The problem:
Copy out every line containing the word "into".

********************

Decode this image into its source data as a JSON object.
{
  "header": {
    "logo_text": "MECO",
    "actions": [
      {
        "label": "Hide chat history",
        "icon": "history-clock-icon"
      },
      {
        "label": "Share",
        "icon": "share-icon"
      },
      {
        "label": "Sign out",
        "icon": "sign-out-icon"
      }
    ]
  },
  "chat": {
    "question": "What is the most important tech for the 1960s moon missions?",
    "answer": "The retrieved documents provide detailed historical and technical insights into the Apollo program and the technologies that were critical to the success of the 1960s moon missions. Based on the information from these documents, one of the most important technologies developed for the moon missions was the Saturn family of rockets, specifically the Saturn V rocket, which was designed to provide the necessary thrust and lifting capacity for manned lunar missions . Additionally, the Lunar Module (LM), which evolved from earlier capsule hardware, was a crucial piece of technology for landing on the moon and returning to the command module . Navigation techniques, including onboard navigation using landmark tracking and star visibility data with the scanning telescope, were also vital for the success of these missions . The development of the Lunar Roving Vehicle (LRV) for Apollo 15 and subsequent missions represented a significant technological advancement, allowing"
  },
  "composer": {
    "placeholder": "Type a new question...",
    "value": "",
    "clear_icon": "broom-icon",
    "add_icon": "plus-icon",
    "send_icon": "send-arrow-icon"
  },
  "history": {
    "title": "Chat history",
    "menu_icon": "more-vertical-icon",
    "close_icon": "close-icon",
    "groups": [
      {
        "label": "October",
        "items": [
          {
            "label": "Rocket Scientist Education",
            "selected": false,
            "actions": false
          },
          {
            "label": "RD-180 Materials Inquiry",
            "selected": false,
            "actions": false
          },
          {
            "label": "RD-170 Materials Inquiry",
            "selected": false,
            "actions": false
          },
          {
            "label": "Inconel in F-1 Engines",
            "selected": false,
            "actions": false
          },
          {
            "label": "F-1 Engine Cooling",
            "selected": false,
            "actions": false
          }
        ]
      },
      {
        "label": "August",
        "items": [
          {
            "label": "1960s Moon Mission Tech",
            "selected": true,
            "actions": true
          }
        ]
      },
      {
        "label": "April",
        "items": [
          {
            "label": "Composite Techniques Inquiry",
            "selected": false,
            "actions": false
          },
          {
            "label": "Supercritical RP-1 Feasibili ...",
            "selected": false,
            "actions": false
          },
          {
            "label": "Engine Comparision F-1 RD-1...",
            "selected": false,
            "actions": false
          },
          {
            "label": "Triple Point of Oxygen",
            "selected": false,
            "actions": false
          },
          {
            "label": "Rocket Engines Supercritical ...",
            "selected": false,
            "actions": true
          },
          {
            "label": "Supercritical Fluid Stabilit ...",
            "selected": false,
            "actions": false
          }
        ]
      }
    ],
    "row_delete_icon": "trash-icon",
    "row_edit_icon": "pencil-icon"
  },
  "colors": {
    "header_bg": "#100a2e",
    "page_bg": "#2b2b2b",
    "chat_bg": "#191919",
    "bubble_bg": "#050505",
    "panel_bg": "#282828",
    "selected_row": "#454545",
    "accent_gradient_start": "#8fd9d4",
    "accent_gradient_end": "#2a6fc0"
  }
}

********************

Output:
Decode this image into its source data as a JSON object.
    "answer": "The retrieved documents provide detailed historical and technical insights into the Apollo program and the technologies that were critical to the success of the 1960s moon missions. Based on the information from these documents, one of the most important technologies developed for the moon missions was the Saturn family of rockets, specifically the Saturn V rocket, which was designed to provide the necessary thrust and lifting capacity for manned lunar missions . Additionally, the Lunar Module (LM), which evolved from earlier capsule hardware, was a crucial piece of technology for landing on the moon and returning to the command module . Navigation techniques, including onboard navigation using landmark tracking and star visibility data with the scanning telescope, were also vital for the success of these missions . The development of the Lunar Roving Vehicle (LRV) for Apollo 15 and subsequent missions represented a significant technological advancement, allowing"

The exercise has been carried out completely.